(Collection entries)
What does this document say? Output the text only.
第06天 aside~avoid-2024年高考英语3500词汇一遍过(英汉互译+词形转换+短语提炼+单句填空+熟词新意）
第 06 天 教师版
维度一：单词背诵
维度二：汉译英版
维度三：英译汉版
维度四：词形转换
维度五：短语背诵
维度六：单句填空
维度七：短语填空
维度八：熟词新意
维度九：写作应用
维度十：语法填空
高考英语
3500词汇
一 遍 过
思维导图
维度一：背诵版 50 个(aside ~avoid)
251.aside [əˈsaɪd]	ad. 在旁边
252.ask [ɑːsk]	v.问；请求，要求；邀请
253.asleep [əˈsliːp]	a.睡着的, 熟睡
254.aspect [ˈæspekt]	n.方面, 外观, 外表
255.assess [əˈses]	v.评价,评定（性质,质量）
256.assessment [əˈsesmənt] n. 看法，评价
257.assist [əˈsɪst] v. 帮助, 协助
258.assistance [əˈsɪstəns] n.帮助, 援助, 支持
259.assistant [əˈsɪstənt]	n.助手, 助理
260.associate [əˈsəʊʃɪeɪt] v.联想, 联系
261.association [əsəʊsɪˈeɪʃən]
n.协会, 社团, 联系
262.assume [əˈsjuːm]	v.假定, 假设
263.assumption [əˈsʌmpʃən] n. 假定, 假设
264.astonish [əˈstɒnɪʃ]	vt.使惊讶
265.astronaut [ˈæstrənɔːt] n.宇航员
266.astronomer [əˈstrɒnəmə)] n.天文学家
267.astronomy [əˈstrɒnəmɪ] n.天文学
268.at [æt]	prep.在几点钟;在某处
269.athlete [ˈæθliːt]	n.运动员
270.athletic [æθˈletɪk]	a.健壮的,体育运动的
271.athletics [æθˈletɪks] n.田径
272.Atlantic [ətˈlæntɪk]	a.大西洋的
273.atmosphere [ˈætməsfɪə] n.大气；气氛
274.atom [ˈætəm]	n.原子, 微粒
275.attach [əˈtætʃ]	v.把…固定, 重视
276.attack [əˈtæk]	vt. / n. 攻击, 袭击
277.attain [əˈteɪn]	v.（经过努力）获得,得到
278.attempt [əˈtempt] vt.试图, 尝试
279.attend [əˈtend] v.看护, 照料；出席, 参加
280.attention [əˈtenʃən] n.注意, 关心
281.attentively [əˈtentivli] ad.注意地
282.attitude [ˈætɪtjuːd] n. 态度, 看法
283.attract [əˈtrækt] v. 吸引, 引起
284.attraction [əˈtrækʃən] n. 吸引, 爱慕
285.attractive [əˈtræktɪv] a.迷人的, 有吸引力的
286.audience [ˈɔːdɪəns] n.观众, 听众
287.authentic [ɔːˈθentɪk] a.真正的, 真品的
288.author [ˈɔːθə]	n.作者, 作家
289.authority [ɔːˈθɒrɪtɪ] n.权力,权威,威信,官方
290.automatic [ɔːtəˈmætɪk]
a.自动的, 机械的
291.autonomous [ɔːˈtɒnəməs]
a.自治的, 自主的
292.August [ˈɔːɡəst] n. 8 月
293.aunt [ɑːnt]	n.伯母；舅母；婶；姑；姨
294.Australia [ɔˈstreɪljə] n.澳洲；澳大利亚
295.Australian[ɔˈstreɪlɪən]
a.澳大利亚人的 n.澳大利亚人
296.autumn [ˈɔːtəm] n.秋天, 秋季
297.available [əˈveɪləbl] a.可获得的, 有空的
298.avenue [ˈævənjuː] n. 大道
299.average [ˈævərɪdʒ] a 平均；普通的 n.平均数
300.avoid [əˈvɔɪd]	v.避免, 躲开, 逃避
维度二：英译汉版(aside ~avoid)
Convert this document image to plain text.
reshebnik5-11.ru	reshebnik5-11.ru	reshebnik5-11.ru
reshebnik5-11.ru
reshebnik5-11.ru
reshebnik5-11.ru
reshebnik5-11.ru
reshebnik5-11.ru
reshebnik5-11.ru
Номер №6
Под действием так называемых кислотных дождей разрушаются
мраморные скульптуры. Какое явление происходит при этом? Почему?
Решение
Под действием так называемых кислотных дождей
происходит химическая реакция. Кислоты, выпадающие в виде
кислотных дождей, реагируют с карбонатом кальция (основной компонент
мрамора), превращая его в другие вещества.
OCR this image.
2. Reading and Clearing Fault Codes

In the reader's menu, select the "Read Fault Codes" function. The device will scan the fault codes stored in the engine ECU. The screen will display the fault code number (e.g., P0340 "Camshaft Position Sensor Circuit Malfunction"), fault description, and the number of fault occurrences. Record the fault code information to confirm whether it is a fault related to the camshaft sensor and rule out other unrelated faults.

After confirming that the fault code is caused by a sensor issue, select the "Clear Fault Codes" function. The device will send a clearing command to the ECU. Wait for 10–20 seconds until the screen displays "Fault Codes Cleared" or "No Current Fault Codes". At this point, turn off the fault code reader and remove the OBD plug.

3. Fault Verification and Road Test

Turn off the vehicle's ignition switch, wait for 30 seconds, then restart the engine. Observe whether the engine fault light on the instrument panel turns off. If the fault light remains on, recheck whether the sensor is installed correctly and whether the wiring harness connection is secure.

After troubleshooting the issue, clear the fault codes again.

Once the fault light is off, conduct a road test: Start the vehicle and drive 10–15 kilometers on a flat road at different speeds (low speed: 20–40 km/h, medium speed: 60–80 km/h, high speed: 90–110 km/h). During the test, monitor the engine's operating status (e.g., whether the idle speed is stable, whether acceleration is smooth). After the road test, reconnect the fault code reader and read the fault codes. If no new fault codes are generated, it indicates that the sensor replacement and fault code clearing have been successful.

WRITTEN PROBLEM:
Restate the whole listing exactly, leaving out nothing.

TASK RESULT:
What does this document say? Output the text only.
第06天 aside~avoid-2024年高考英语3500词汇一遍过(英汉互译+词形转换+短语提炼+单句填空+熟词新意）
第 06 天 教师版
维度一：单词背诵
维度二：汉译英版
维度三：英译汉版
维度四：词形转换
维度五：短语背诵
维度六：单句填空
维度七：短语填空
维度八：熟词新意
维度九：写作应用
维度十：语法填空
高考英语
3500词汇
一 遍 过
思维导图
维度一：背诵版 50 个(aside ~avoid)
251.aside [əˈsaɪd]	ad. 在旁边
252.ask [ɑːsk]	v.问；请求，要求；邀请
253.asleep [əˈsliːp]	a.睡着的, 熟睡
254.aspect [ˈæspekt]	n.方面, 外观, 外表
255.assess [əˈses]	v.评价,评定（性质,质量）
256.assessment [əˈsesmənt] n. 看法，评价
257.assist [əˈsɪst] v. 帮助, 协助
258.assistance [əˈsɪstəns] n.帮助, 援助, 支持
259.assistant [əˈsɪstənt]	n.助手, 助理
260.associate [əˈsəʊʃɪeɪt] v.联想, 联系
261.association [əsəʊsɪˈeɪʃən]
n.协会, 社团, 联系
262.assume [əˈsjuːm]	v.假定, 假设
263.assumption [əˈsʌmpʃən] n. 假定, 假设
264.astonish [əˈstɒnɪʃ]	vt.使惊讶
265.astronaut [ˈæstrənɔːt] n.宇航员
266.astronomer [əˈstrɒnəmə)] n.天文学家
267.astronomy [əˈstrɒnəmɪ] n.天文学
268.at [æt]	prep.在几点钟;在某处
269.athlete [ˈæθliːt]	n.运动员
270.athletic [æθˈletɪk]	a.健壮的,体育运动的
271.athletics [æθˈletɪks] n.田径
272.Atlantic [ətˈlæntɪk]	a.大西洋的
273.atmosphere [ˈætməsfɪə] n.大气；气氛
274.atom [ˈætəm]	n.原子, 微粒
275.attach [əˈtætʃ]	v.把…固定, 重视
276.attack [əˈtæk]	vt. / n. 攻击, 袭击
277.attain [əˈteɪn]	v.（经过努力）获得,得到
278.attempt [əˈtempt] vt.试图, 尝试
279.attend [əˈtend] v.看护, 照料；出席, 参加
280.attention [əˈtenʃən] n.注意, 关心
281.attentively [əˈtentivli] ad.注意地
282.attitude [ˈætɪtjuːd] n. 态度, 看法
283.attract [əˈtrækt] v. 吸引, 引起
284.attraction [əˈtrækʃən] n. 吸引, 爱慕
285.attractive [əˈtræktɪv] a.迷人的, 有吸引力的
286.audience [ˈɔːdɪəns] n.观众, 听众
287.authentic [ɔːˈθentɪk] a.真正的, 真品的
288.author [ˈɔːθə]	n.作者, 作家
289.authority [ɔːˈθɒrɪtɪ] n.权力,权威,威信,官方
290.automatic [ɔːtəˈmætɪk]
a.自动的, 机械的
291.autonomous [ɔːˈtɒnəməs]
a.自治的, 自主的
292.August [ˈɔːɡəst] n. 8 月
293.aunt [ɑːnt]	n.伯母；舅母；婶；姑；姨
294.Australia [ɔˈstreɪljə] n.澳洲；澳大利亚
295.Australian[ɔˈstreɪlɪən]
a.澳大利亚人的 n.澳大利亚人
296.autumn [ˈɔːtəm] n.秋天, 秋季
297.available [əˈveɪləbl] a.可获得的, 有空的
298.avenue [ˈævənjuː] n. 大道
299.average [ˈævərɪdʒ] a 平均；普通的 n.平均数
300.avoid [əˈvɔɪd]	v.避免, 躲开, 逃避
维度二：英译汉版(aside ~avoid)
Convert this document image to plain text.
reshebnik5-11.ru	reshebnik5-11.ru	reshebnik5-11.ru
reshebnik5-11.ru
reshebnik5-11.ru
reshebnik5-11.ru
reshebnik5-11.ru
reshebnik5-11.ru
reshebnik5-11.ru
Номер №6
Под действием так называемых кислотных дождей разрушаются
мраморные скульптуры. Какое явление происходит при этом? Почему?
Решение
Под действием так называемых кислотных дождей
происходит химическая реакция. Кислоты, выпадающие в виде
кислотных дождей, реагируют с карбонатом кальция (основной компонент
мрамора), превращая его в другие вещества.
OCR this image.
2. Reading and Clearing Fault Codes

In the reader's menu, select the "Read Fault Codes" function. The device will scan the fault codes stored in the engine ECU. The screen will display the fault code number (e.g., P0340 "Camshaft Position Sensor Circuit Malfunction"), fault description, and the number of fault occurrences. Record the fault code information to confirm whether it is a fault related to the camshaft sensor and rule out other unrelated faults.

After confirming that the fault code is caused by a sensor issue, select the "Clear Fault Codes" function. The device will send a clearing command to the ECU. Wait for 10–20 seconds until the screen displays "Fault Codes Cleared" or "No Current Fault Codes". At this point, turn off the fault code reader and remove the OBD plug.

3. Fault Verification and Road Test

Turn off the vehicle's ignition switch, wait for 30 seconds, then restart the engine. Observe whether the engine fault light on the instrument panel turns off. If the fault light remains on, recheck whether the sensor is installed correctly and whether the wiring harness connection is secure.

After troubleshooting the issue, clear the fault codes again.

Once the fault light is off, conduct a road test: Start the vehicle and drive 10–15 kilometers on a flat road at different speeds (low speed: 20–40 km/h, medium speed: 60–80 km/h, high speed: 90–110 km/h). During the test, monitor the engine's operating status (e.g., whether the idle speed is stable, whether acceleration is smooth). After the road test, reconnect the fault code reader and read the fault codes. If no new fault codes are generated, it indicates that the sensor replacement and fault code clearing have been successful.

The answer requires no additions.